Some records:
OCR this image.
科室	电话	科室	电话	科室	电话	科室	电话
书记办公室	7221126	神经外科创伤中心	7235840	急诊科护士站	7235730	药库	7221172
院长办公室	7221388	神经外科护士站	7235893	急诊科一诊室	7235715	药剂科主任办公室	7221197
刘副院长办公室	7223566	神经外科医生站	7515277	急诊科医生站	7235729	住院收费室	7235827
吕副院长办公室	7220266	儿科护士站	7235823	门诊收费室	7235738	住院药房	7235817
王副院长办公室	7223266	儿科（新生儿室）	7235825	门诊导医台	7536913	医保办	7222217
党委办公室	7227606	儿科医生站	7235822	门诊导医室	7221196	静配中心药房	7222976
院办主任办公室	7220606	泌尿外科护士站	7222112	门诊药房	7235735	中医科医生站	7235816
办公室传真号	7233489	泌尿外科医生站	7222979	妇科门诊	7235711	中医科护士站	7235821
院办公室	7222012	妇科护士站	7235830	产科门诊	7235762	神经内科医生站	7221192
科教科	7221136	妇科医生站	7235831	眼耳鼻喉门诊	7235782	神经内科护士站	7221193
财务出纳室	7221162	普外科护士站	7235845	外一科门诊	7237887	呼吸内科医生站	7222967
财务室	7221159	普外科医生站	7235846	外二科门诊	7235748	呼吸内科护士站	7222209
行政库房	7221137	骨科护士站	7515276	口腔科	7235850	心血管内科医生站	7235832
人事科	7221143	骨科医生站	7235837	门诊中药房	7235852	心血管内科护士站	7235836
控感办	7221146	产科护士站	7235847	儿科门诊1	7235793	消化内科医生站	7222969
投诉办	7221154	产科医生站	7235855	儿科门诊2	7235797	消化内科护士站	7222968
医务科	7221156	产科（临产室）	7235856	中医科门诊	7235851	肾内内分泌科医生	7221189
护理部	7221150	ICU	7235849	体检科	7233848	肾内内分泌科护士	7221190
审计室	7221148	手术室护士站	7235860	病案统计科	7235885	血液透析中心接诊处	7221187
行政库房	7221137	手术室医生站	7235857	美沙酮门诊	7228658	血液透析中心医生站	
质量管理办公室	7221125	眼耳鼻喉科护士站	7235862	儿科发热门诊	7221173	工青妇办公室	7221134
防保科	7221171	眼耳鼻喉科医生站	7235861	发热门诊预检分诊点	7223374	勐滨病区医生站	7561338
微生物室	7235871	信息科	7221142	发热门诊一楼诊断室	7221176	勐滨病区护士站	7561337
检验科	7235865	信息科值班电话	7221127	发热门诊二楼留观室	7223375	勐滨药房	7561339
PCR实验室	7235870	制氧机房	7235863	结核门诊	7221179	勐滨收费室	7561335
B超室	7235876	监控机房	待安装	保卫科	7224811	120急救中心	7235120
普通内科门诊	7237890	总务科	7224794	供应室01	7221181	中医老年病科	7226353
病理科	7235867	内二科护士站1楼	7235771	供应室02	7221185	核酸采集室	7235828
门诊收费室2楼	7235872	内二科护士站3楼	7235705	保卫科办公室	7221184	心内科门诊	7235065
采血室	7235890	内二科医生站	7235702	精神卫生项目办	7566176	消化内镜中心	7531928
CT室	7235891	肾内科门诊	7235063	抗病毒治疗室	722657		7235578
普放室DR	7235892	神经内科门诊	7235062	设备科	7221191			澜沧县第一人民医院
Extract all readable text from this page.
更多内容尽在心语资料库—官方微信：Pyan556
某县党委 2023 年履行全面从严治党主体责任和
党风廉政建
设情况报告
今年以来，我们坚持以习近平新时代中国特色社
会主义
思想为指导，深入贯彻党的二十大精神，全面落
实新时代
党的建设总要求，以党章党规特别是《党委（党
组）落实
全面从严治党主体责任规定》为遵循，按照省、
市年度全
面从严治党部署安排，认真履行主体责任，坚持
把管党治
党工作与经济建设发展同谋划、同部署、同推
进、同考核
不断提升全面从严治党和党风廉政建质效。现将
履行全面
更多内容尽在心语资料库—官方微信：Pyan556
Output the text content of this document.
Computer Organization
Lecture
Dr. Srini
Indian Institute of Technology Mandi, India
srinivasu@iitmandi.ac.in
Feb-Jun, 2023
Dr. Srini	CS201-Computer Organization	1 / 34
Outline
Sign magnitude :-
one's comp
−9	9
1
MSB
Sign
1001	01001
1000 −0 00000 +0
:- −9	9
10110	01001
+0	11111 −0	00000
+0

Stated exercise: Exactly reproduce every line of the data above.

Full answer:
OCR this image.
科室	电话	科室	电话	科室	电话	科室	电话
书记办公室	7221126	神经外科创伤中心	7235840	急诊科护士站	7235730	药库	7221172
院长办公室	7221388	神经外科护士站	7235893	急诊科一诊室	7235715	药剂科主任办公室	7221197
刘副院长办公室	7223566	神经外科医生站	7515277	急诊科医生站	7235729	住院收费室	7235827
吕副院长办公室	7220266	儿科护士站	7235823	门诊收费室	7235738	住院药房	7235817
王副院长办公室	7223266	儿科（新生儿室）	7235825	门诊导医台	7536913	医保办	7222217
党委办公室	7227606	儿科医生站	7235822	门诊导医室	7221196	静配中心药房	7222976
院办主任办公室	7220606	泌尿外科护士站	7222112	门诊药房	7235735	中医科医生站	7235816
办公室传真号	7233489	泌尿外科医生站	7222979	妇科门诊	7235711	中医科护士站	7235821
院办公室	7222012	妇科护士站	7235830	产科门诊	7235762	神经内科医生站	7221192
科教科	7221136	妇科医生站	7235831	眼耳鼻喉门诊	7235782	神经内科护士站	7221193
财务出纳室	7221162	普外科护士站	7235845	外一科门诊	7237887	呼吸内科医生站	7222967
财务室	7221159	普外科医生站	7235846	外二科门诊	7235748	呼吸内科护士站	7222209
行政库房	7221137	骨科护士站	7515276	口腔科	7235850	心血管内科医生站	7235832
人事科	7221143	骨科医生站	7235837	门诊中药房	7235852	心血管内科护士站	7235836
控感办	7221146	产科护士站	7235847	儿科门诊1	7235793	消化内科医生站	7222969
投诉办	7221154	产科医生站	7235855	儿科门诊2	7235797	消化内科护士站	7222968
医务科	7221156	产科（临产室）	7235856	中医科门诊	7235851	肾内内分泌科医生	7221189
护理部	7221150	ICU	7235849	体检科	7233848	肾内内分泌科护士	7221190
审计室	7221148	手术室护士站	7235860	病案统计科	7235885	血液透析中心接诊处	7221187
行政库房	7221137	手术室医生站	7235857	美沙酮门诊	7228658	血液透析中心医生站	
质量管理办公室	7221125	眼耳鼻喉科护士站	7235862	儿科发热门诊	7221173	工青妇办公室	7221134
防保科	7221171	眼耳鼻喉科医生站	7235861	发热门诊预检分诊点	7223374	勐滨病区医生站	7561338
微生物室	7235871	信息科	7221142	发热门诊一楼诊断室	7221176	勐滨病区护士站	7561337
检验科	7235865	信息科值班电话	7221127	发热门诊二楼留观室	7223375	勐滨药房	7561339
PCR实验室	7235870	制氧机房	7235863	结核门诊	7221179	勐滨收费室	7561335
B超室	7235876	监控机房	待安装	保卫科	7224811	120急救中心	7235120
普通内科门诊	7237890	总务科	7224794	供应室01	7221181	中医老年病科	7226353
病理科	7235867	内二科护士站1楼	7235771	供应室02	7221185	核酸采集室	7235828
门诊收费室2楼	7235872	内二科护士站3楼	7235705	保卫科办公室	7221184	心内科门诊	7235065
采血室	7235890	内二科医生站	7235702	精神卫生项目办	7566176	消化内镜中心	7531928
CT室	7235891	肾内科门诊	7235063	抗病毒治疗室	722657		7235578
普放室DR	7235892	神经内科门诊	7235062	设备科	7221191			澜沧县第一人民医院
Extract all readable text from this page.
更多内容尽在心语资料库—官方微信：Pyan556
某县党委 2023 年履行全面从严治党主体责任和
党风廉政建
设情况报告
今年以来，我们坚持以习近平新时代中国特色社
会主义
思想为指导，深入贯彻党的二十大精神，全面落
实新时代
党的建设总要求，以党章党规特别是《党委（党
组）落实
全面从严治党主体责任规定》为遵循，按照省、
市年度全
面从严治党部署安排，认真履行主体责任，坚持
把管党治
党工作与经济建设发展同谋划、同部署、同推
进、同考核
不断提升全面从严治党和党风廉政建质效。现将
履行全面
更多内容尽在心语资料库—官方微信：Pyan556
Output the text content of this document.
Computer Organization
Lecture
Dr. Srini
Indian Institute of Technology Mandi, India
srinivasu@iitmandi.ac.in
Feb-Jun, 2023
Dr. Srini	CS201-Computer Organization	1 / 34
Outline
Sign magnitude :-
one's comp
−9	9
1
MSB
Sign
1001	01001
1000 −0 00000 +0
:- −9	9
10110	01001
+0	11111 −0	00000
+0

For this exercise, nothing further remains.